---- RECORD LIST
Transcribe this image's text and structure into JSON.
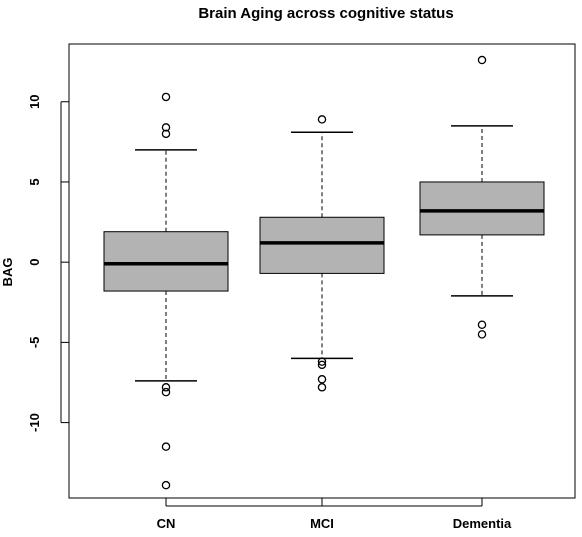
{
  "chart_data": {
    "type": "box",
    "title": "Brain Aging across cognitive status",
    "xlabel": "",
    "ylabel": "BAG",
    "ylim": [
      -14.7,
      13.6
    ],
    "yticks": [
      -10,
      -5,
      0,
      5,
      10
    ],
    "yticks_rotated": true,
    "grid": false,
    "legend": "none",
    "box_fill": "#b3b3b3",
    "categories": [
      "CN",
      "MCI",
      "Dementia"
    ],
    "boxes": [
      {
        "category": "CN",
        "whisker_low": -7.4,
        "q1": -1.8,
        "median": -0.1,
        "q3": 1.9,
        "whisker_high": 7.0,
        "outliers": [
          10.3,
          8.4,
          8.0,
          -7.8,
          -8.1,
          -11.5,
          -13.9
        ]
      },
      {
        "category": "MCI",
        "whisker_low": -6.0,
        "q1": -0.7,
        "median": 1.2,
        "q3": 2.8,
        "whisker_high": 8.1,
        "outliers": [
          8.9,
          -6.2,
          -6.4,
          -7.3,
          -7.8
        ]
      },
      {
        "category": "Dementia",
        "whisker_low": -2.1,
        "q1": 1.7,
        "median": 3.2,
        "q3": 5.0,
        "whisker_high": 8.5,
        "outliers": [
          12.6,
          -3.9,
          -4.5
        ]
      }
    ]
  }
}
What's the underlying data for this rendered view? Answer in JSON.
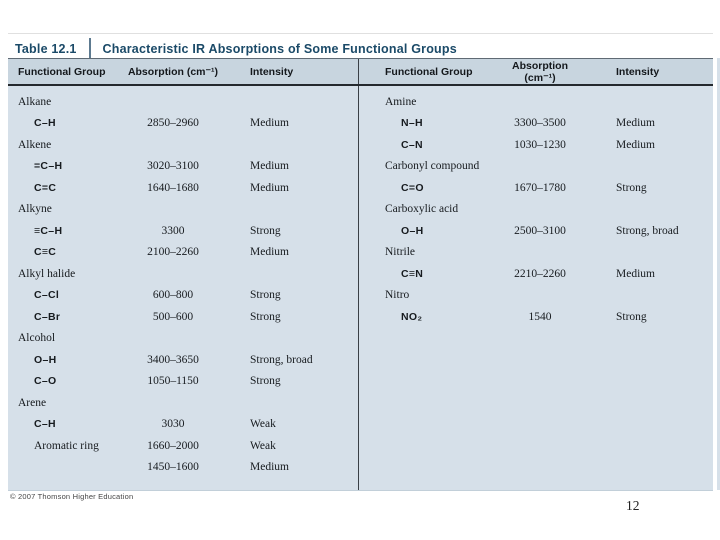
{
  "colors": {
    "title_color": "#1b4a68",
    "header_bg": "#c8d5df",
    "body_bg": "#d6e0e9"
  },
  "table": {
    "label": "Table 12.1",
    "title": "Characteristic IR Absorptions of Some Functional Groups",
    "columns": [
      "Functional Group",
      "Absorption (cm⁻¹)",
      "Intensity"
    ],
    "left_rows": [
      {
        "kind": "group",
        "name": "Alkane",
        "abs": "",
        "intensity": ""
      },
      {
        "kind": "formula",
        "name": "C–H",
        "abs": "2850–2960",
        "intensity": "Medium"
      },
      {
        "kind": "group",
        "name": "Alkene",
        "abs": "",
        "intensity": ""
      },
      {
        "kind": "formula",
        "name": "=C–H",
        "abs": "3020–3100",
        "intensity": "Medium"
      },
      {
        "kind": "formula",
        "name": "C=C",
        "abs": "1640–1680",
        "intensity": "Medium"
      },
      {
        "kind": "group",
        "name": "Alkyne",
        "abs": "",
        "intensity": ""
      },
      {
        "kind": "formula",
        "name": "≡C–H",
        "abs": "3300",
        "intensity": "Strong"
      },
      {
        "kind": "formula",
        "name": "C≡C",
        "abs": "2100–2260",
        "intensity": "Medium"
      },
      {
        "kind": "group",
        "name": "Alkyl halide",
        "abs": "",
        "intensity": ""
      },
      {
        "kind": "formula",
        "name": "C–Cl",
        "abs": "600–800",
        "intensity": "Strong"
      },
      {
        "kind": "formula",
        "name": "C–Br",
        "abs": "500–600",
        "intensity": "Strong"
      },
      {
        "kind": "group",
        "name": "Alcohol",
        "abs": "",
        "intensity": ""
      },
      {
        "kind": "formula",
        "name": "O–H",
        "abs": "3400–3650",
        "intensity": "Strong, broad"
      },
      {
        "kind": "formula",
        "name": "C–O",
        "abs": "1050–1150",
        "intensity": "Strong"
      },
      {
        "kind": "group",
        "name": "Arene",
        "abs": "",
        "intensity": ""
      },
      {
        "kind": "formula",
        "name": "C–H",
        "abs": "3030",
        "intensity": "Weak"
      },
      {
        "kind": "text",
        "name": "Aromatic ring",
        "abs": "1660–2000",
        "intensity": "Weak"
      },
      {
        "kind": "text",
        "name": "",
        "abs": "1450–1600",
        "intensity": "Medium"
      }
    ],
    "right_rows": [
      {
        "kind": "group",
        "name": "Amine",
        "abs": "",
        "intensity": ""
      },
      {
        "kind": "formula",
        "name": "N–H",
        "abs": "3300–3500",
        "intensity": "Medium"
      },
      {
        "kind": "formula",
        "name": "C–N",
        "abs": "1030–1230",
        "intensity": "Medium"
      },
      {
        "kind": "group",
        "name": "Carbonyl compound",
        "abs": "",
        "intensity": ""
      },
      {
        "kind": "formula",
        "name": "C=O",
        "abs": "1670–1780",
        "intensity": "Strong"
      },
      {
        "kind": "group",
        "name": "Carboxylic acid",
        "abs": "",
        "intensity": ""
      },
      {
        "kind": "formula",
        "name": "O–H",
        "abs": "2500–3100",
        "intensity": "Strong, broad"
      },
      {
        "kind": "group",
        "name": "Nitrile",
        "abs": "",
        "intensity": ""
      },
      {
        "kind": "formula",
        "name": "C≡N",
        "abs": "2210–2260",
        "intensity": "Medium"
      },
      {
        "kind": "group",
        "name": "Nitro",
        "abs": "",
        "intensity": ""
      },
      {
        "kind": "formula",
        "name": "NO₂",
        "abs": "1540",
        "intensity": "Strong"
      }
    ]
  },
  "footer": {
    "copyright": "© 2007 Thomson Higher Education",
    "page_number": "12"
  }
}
--------
---- RECORD LIST
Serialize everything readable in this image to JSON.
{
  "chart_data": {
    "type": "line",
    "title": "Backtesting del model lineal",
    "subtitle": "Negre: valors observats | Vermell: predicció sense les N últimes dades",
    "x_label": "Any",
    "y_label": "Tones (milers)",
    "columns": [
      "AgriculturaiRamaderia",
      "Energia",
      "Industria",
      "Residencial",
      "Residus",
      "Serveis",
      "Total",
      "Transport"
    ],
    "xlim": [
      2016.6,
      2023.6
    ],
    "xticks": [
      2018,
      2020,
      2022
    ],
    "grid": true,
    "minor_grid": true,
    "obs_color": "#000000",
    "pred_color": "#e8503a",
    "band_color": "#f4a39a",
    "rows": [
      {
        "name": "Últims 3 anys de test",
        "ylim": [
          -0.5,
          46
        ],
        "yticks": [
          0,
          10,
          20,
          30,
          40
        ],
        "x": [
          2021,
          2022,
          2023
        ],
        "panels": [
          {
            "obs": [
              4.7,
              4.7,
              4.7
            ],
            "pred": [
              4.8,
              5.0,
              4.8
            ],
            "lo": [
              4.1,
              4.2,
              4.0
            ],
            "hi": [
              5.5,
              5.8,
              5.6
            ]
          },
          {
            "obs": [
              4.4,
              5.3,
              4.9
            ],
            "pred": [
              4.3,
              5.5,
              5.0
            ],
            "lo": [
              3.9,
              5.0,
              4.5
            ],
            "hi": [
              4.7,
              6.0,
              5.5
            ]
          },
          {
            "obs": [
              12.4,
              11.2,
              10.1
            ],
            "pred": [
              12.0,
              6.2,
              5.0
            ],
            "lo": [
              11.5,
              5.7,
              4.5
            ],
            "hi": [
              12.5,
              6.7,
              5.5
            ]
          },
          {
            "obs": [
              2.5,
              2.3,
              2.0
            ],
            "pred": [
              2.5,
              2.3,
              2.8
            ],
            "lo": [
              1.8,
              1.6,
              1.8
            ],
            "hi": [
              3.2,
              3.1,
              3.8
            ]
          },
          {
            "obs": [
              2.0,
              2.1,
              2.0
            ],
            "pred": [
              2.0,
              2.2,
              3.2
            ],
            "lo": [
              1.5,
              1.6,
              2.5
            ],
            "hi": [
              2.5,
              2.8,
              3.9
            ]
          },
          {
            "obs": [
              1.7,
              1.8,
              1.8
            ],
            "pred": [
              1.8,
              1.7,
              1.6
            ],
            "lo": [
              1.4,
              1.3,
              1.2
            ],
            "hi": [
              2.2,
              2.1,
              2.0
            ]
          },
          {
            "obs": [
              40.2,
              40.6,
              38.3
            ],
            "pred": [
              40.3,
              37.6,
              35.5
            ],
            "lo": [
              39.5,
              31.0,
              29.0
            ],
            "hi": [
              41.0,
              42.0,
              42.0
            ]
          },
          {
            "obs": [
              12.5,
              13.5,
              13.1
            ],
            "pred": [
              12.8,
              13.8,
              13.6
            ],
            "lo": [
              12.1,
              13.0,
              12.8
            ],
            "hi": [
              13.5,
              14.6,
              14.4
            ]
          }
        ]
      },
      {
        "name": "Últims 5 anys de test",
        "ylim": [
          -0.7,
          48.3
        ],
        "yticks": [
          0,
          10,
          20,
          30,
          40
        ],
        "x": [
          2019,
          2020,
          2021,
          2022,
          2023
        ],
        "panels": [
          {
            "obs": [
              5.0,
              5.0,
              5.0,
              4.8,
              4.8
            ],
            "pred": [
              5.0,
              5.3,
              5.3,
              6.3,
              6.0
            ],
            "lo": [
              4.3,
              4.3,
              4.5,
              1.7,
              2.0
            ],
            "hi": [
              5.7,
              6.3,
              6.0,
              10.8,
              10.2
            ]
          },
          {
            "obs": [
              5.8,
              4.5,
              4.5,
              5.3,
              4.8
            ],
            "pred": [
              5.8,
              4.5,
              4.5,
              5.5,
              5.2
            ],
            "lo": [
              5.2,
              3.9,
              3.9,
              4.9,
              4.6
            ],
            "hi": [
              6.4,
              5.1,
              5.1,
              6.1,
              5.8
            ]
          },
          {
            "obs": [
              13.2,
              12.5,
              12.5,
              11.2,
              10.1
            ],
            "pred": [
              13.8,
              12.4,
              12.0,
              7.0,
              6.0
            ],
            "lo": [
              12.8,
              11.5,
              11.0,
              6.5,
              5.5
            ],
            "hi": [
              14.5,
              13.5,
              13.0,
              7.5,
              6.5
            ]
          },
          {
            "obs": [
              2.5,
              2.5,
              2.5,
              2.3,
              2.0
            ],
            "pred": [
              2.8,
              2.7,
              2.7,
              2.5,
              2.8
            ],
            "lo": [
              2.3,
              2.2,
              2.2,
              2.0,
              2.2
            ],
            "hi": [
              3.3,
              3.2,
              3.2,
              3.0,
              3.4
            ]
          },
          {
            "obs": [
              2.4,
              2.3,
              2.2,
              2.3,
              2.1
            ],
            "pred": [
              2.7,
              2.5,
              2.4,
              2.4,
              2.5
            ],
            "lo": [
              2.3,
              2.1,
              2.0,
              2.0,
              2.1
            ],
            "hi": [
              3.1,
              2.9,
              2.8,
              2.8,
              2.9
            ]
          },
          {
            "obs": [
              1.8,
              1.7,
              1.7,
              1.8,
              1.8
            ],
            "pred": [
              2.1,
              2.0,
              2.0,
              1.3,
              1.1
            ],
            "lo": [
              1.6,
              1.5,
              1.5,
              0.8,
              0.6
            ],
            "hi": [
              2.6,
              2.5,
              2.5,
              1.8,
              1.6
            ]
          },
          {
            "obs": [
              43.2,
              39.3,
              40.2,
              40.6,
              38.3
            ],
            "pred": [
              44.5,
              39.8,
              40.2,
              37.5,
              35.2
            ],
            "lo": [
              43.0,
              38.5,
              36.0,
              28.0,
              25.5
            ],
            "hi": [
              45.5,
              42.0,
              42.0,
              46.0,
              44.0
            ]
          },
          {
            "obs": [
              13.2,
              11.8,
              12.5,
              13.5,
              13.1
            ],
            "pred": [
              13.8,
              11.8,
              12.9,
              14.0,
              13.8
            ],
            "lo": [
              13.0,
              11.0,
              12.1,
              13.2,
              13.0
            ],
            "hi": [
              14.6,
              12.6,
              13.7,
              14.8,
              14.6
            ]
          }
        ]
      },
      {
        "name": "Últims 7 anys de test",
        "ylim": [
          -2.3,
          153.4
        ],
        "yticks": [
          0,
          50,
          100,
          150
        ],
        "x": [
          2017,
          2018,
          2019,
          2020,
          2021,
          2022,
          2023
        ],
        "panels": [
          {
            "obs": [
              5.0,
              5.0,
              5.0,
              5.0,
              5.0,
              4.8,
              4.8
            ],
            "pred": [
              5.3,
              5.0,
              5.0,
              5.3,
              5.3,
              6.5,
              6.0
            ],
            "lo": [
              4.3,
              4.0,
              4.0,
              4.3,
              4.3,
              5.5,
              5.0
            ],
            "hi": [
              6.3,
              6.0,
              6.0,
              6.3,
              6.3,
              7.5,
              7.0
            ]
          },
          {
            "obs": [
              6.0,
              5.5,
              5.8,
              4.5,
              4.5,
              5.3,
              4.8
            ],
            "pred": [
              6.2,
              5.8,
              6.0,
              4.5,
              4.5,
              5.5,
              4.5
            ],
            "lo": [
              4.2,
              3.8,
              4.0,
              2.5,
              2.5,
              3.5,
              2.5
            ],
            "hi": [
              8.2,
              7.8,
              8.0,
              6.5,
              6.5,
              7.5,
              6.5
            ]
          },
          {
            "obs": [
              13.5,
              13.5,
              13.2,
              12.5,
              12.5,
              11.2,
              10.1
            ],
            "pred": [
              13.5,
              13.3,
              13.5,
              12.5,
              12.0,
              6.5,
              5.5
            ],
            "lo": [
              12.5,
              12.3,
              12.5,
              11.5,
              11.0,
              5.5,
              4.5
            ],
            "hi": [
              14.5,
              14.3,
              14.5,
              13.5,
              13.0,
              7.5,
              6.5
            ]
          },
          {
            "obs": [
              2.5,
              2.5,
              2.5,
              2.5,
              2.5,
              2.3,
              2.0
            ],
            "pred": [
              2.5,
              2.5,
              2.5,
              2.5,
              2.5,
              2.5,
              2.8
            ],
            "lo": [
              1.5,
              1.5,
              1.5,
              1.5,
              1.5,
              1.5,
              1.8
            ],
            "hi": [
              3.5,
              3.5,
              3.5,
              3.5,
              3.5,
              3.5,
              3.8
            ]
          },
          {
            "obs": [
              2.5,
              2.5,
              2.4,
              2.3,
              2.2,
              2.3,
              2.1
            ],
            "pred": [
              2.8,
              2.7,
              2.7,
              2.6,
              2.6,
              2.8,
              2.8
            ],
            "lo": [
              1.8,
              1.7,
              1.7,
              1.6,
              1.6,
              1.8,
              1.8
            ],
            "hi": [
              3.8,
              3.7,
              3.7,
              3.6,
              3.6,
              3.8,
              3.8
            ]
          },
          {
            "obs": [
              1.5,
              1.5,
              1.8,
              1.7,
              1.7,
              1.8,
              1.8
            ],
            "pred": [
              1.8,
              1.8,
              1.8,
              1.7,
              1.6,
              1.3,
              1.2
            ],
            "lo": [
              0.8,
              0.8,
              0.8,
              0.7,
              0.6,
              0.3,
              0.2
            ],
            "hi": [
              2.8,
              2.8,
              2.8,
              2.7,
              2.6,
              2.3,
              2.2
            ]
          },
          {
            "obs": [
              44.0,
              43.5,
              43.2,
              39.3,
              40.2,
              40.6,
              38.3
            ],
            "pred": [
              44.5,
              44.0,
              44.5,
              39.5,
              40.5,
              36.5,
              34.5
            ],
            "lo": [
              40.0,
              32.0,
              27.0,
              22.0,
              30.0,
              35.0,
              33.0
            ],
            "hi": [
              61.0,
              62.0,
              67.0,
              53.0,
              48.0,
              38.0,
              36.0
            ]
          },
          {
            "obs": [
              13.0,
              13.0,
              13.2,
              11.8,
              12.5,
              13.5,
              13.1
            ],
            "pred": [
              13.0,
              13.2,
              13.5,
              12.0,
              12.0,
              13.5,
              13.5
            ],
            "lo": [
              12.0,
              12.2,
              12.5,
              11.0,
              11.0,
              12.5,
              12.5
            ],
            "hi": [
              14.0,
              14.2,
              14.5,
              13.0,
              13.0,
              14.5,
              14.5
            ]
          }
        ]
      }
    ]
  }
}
--------
---- RECORD LIST
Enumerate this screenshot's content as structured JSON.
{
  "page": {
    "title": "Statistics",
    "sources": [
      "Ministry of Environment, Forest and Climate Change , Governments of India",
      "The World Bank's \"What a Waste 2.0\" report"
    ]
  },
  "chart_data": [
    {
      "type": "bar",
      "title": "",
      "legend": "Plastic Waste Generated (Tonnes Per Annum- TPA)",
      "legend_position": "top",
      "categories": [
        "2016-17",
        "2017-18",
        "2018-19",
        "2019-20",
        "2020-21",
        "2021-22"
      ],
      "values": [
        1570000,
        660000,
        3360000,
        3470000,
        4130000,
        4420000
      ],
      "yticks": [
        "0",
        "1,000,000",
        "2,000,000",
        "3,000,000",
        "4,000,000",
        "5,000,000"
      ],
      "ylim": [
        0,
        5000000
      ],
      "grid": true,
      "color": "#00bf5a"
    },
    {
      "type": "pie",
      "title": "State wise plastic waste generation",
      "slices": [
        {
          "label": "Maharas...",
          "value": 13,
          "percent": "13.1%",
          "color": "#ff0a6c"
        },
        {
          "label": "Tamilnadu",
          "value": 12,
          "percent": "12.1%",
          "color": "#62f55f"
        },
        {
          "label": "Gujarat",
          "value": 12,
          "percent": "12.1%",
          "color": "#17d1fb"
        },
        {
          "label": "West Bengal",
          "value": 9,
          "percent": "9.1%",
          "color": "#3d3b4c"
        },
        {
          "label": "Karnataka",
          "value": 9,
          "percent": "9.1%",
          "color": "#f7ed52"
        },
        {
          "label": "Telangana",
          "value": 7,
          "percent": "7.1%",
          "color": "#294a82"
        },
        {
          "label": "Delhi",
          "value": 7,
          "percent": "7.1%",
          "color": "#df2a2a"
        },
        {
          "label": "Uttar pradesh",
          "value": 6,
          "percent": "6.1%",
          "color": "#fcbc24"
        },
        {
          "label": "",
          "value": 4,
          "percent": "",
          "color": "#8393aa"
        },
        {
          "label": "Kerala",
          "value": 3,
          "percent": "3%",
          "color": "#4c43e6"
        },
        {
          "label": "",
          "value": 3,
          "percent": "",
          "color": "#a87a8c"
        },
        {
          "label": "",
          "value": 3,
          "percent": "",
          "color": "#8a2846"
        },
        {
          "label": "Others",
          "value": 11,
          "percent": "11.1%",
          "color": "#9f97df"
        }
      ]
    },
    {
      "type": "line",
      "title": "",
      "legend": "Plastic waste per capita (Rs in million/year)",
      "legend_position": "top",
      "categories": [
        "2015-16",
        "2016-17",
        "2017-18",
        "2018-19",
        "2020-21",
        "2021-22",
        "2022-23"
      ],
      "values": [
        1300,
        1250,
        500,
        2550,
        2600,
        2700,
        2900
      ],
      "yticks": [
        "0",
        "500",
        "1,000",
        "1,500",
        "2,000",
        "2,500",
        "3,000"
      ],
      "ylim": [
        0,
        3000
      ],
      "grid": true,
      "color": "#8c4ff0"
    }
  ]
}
--------
> **TASK PROMPT**
Say, as a single number and nothing more, how many lines of the entries contain the word "What".

> **FULL OUTPUT**
2